Directive —
Pictures do not belong in the copy. Return all of the entries exactly.

**** The records ****

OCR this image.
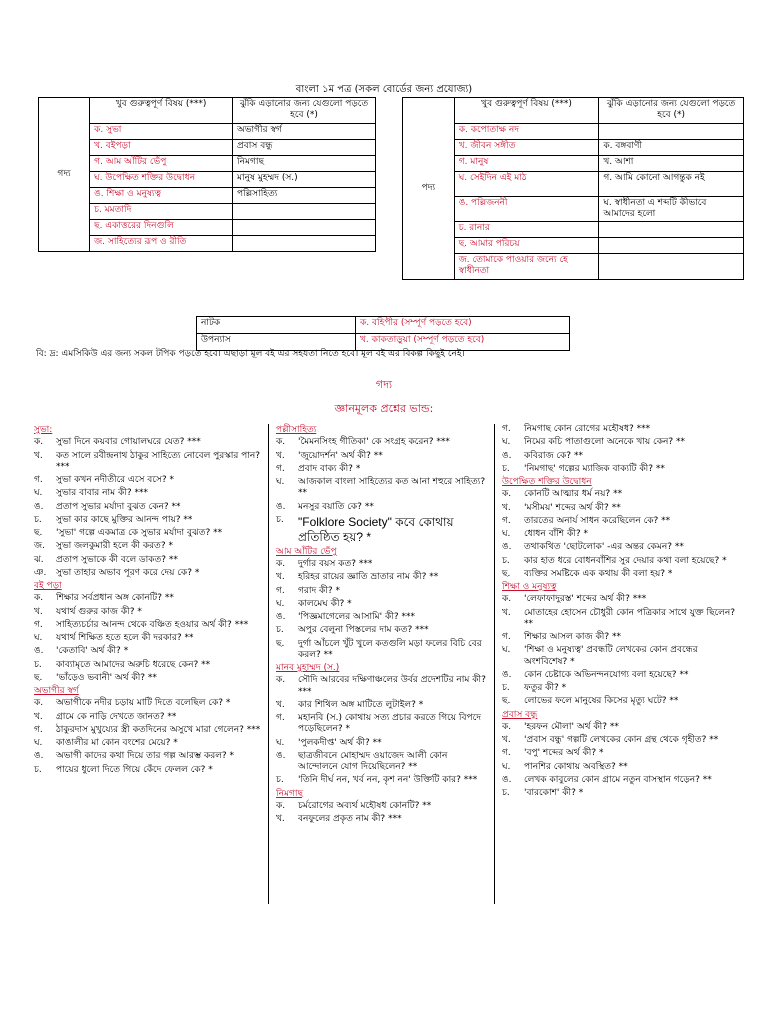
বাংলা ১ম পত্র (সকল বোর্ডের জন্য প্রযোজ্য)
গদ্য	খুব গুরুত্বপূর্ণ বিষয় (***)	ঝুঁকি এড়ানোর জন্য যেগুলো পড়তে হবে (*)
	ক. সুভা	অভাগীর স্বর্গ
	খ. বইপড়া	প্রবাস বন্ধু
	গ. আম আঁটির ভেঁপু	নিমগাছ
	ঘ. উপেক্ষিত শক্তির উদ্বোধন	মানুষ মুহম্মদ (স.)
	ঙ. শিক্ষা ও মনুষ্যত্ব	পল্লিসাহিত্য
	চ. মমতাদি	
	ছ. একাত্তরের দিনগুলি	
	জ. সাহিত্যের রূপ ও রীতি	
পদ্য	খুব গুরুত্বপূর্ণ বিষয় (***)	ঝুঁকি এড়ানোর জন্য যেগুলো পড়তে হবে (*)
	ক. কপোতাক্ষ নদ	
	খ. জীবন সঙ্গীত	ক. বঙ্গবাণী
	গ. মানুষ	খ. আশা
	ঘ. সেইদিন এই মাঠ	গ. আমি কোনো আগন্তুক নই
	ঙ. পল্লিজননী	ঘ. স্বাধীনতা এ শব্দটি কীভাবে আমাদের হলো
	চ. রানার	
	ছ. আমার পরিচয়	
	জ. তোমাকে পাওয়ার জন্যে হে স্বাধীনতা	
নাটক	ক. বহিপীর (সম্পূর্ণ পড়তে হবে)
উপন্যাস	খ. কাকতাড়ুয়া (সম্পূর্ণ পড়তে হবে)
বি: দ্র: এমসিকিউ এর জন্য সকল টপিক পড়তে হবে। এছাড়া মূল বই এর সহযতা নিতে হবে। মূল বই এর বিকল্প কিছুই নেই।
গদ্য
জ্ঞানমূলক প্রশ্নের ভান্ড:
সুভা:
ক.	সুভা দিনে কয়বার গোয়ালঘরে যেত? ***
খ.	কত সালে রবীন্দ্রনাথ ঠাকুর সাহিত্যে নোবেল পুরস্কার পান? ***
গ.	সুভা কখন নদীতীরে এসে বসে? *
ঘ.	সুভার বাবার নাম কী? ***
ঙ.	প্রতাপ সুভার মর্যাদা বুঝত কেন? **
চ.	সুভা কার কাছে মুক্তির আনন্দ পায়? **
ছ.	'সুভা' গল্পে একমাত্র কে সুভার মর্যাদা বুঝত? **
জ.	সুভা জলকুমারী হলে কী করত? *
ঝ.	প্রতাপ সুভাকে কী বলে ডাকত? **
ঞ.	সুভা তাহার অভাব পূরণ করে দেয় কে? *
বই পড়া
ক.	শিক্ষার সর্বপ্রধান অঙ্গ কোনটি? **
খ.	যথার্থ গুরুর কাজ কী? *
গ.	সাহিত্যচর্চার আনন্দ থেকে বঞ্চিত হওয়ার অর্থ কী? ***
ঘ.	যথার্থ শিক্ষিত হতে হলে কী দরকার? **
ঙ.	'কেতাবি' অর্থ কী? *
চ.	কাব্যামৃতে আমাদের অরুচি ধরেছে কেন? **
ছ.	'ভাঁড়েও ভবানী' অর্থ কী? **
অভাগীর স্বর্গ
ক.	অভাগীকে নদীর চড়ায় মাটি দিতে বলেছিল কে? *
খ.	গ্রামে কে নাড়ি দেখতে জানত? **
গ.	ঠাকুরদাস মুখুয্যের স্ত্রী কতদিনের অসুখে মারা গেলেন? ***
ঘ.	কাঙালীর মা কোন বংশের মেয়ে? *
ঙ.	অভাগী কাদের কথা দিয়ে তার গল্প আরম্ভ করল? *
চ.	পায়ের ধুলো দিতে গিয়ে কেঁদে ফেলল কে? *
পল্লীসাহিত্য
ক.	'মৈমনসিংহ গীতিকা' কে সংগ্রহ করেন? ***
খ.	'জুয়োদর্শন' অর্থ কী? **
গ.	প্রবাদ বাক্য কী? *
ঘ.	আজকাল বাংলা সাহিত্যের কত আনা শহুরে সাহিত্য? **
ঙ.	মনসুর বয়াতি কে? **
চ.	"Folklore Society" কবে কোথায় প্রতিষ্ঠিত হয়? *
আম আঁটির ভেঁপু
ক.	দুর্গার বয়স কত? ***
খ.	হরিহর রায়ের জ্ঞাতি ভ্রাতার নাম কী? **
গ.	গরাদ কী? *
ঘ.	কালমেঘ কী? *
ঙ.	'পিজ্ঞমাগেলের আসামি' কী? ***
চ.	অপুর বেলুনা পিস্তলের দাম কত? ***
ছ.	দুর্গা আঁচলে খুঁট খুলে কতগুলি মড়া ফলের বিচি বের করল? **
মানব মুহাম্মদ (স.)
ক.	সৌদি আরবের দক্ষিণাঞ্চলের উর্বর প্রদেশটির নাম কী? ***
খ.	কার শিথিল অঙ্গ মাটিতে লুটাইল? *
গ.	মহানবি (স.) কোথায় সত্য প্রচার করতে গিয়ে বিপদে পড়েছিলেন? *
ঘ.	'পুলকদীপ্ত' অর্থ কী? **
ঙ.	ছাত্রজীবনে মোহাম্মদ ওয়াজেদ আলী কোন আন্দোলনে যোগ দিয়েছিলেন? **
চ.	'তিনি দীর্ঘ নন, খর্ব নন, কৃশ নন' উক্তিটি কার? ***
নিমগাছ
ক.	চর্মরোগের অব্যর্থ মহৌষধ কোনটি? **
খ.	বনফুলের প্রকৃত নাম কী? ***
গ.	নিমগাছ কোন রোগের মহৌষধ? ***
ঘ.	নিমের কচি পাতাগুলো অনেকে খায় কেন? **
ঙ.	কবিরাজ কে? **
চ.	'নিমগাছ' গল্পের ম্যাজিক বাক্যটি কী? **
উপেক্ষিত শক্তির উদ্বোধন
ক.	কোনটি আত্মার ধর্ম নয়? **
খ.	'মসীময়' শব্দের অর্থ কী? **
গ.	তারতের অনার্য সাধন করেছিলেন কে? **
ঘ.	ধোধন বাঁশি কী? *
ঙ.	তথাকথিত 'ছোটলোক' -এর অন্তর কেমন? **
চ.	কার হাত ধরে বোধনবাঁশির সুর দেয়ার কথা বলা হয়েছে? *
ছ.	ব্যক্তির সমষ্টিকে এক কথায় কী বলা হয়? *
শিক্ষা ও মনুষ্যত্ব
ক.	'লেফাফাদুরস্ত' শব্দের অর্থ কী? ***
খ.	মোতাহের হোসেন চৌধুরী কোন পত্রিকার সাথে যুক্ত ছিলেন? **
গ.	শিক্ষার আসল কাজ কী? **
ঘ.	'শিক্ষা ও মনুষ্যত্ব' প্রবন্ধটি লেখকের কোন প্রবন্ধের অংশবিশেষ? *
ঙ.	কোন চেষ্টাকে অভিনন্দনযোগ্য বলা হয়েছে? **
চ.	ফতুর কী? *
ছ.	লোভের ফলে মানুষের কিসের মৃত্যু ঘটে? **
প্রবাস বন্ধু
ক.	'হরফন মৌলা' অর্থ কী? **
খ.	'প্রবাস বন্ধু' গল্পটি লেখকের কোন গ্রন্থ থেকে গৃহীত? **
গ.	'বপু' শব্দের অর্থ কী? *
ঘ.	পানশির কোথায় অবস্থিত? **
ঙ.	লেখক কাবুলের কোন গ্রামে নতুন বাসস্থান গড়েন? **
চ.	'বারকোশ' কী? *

****

Task result —
OCR this image.
বাংলা ১ম পত্র (সকল বোর্ডের জন্য প্রযোজ্য)
গদ্য	খুব গুরুত্বপূর্ণ বিষয় (***)	ঝুঁকি এড়ানোর জন্য যেগুলো পড়তে হবে (*)
	ক. সুভা	অভাগীর স্বর্গ
	খ. বইপড়া	প্রবাস বন্ধু
	গ. আম আঁটির ভেঁপু	নিমগাছ
	ঘ. উপেক্ষিত শক্তির উদ্বোধন	মানুষ মুহম্মদ (স.)
	ঙ. শিক্ষা ও মনুষ্যত্ব	পল্লিসাহিত্য
	চ. মমতাদি	
	ছ. একাত্তরের দিনগুলি	
	জ. সাহিত্যের রূপ ও রীতি	
পদ্য	খুব গুরুত্বপূর্ণ বিষয় (***)	ঝুঁকি এড়ানোর জন্য যেগুলো পড়তে হবে (*)
	ক. কপোতাক্ষ নদ	
	খ. জীবন সঙ্গীত	ক. বঙ্গবাণী
	গ. মানুষ	খ. আশা
	ঘ. সেইদিন এই মাঠ	গ. আমি কোনো আগন্তুক নই
	ঙ. পল্লিজননী	ঘ. স্বাধীনতা এ শব্দটি কীভাবে আমাদের হলো
	চ. রানার	
	ছ. আমার পরিচয়	
	জ. তোমাকে পাওয়ার জন্যে হে স্বাধীনতা	
নাটক	ক. বহিপীর (সম্পূর্ণ পড়তে হবে)
উপন্যাস	খ. কাকতাড়ুয়া (সম্পূর্ণ পড়তে হবে)
বি: দ্র: এমসিকিউ এর জন্য সকল টপিক পড়তে হবে। এছাড়া মূল বই এর সহযতা নিতে হবে। মূল বই এর বিকল্প কিছুই নেই।
গদ্য
জ্ঞানমূলক প্রশ্নের ভান্ড:
সুভা:
ক.	সুভা দিনে কয়বার গোয়ালঘরে যেত? ***
খ.	কত সালে রবীন্দ্রনাথ ঠাকুর সাহিত্যে নোবেল পুরস্কার পান? ***
গ.	সুভা কখন নদীতীরে এসে বসে? *
ঘ.	সুভার বাবার নাম কী? ***
ঙ.	প্রতাপ সুভার মর্যাদা বুঝত কেন? **
চ.	সুভা কার কাছে মুক্তির আনন্দ পায়? **
ছ.	'সুভা' গল্পে একমাত্র কে সুভার মর্যাদা বুঝত? **
জ.	সুভা জলকুমারী হলে কী করত? *
ঝ.	প্রতাপ সুভাকে কী বলে ডাকত? **
ঞ.	সুভা তাহার অভাব পূরণ করে দেয় কে? *
বই পড়া
ক.	শিক্ষার সর্বপ্রধান অঙ্গ কোনটি? **
খ.	যথার্থ গুরুর কাজ কী? *
গ.	সাহিত্যচর্চার আনন্দ থেকে বঞ্চিত হওয়ার অর্থ কী? ***
ঘ.	যথার্থ শিক্ষিত হতে হলে কী দরকার? **
ঙ.	'কেতাবি' অর্থ কী? *
চ.	কাব্যামৃতে আমাদের অরুচি ধরেছে কেন? **
ছ.	'ভাঁড়েও ভবানী' অর্থ কী? **
অভাগীর স্বর্গ
ক.	অভাগীকে নদীর চড়ায় মাটি দিতে বলেছিল কে? *
খ.	গ্রামে কে নাড়ি দেখতে জানত? **
গ.	ঠাকুরদাস মুখুয্যের স্ত্রী কতদিনের অসুখে মারা গেলেন? ***
ঘ.	কাঙালীর মা কোন বংশের মেয়ে? *
ঙ.	অভাগী কাদের কথা দিয়ে তার গল্প আরম্ভ করল? *
চ.	পায়ের ধুলো দিতে গিয়ে কেঁদে ফেলল কে? *
পল্লীসাহিত্য
ক.	'মৈমনসিংহ গীতিকা' কে সংগ্রহ করেন? ***
খ.	'জুয়োদর্শন' অর্থ কী? **
গ.	প্রবাদ বাক্য কী? *
ঘ.	আজকাল বাংলা সাহিত্যের কত আনা শহুরে সাহিত্য? **
ঙ.	মনসুর বয়াতি কে? **
চ.	"Folklore Society" কবে কোথায় প্রতিষ্ঠিত হয়? *
আম আঁটির ভেঁপু
ক.	দুর্গার বয়স কত? ***
খ.	হরিহর রায়ের জ্ঞাতি ভ্রাতার নাম কী? **
গ.	গরাদ কী? *
ঘ.	কালমেঘ কী? *
ঙ.	'পিজ্ঞমাগেলের আসামি' কী? ***
চ.	অপুর বেলুনা পিস্তলের দাম কত? ***
ছ.	দুর্গা আঁচলে খুঁট খুলে কতগুলি মড়া ফলের বিচি বের করল? **
মানব মুহাম্মদ (স.)
ক.	সৌদি আরবের দক্ষিণাঞ্চলের উর্বর প্রদেশটির নাম কী? ***
খ.	কার শিথিল অঙ্গ মাটিতে লুটাইল? *
গ.	মহানবি (স.) কোথায় সত্য প্রচার করতে গিয়ে বিপদে পড়েছিলেন? *
ঘ.	'পুলকদীপ্ত' অর্থ কী? **
ঙ.	ছাত্রজীবনে মোহাম্মদ ওয়াজেদ আলী কোন আন্দোলনে যোগ দিয়েছিলেন? **
চ.	'তিনি দীর্ঘ নন, খর্ব নন, কৃশ নন' উক্তিটি কার? ***
নিমগাছ
ক.	চর্মরোগের অব্যর্থ মহৌষধ কোনটি? **
খ.	বনফুলের প্রকৃত নাম কী? ***
গ.	নিমগাছ কোন রোগের মহৌষধ? ***
ঘ.	নিমের কচি পাতাগুলো অনেকে খায় কেন? **
ঙ.	কবিরাজ কে? **
চ.	'নিমগাছ' গল্পের ম্যাজিক বাক্যটি কী? **
উপেক্ষিত শক্তির উদ্বোধন
ক.	কোনটি আত্মার ধর্ম নয়? **
খ.	'মসীময়' শব্দের অর্থ কী? **
গ.	তারতের অনার্য সাধন করেছিলেন কে? **
ঘ.	ধোধন বাঁশি কী? *
ঙ.	তথাকথিত 'ছোটলোক' -এর অন্তর কেমন? **
চ.	কার হাত ধরে বোধনবাঁশির সুর দেয়ার কথা বলা হয়েছে? *
ছ.	ব্যক্তির সমষ্টিকে এক কথায় কী বলা হয়? *
শিক্ষা ও মনুষ্যত্ব
ক.	'লেফাফাদুরস্ত' শব্দের অর্থ কী? ***
খ.	মোতাহের হোসেন চৌধুরী কোন পত্রিকার সাথে যুক্ত ছিলেন? **
গ.	শিক্ষার আসল কাজ কী? **
ঘ.	'শিক্ষা ও মনুষ্যত্ব' প্রবন্ধটি লেখকের কোন প্রবন্ধের অংশবিশেষ? *
ঙ.	কোন চেষ্টাকে অভিনন্দনযোগ্য বলা হয়েছে? **
চ.	ফতুর কী? *
ছ.	লোভের ফলে মানুষের কিসের মৃত্যু ঘটে? **
প্রবাস বন্ধু
ক.	'হরফন মৌলা' অর্থ কী? **
খ.	'প্রবাস বন্ধু' গল্পটি লেখকের কোন গ্রন্থ থেকে গৃহীত? **
গ.	'বপু' শব্দের অর্থ কী? *
ঘ.	পানশির কোথায় অবস্থিত? **
ঙ.	লেখক কাবুলের কোন গ্রামে নতুন বাসস্থান গড়েন? **
চ.	'বারকোশ' কী? *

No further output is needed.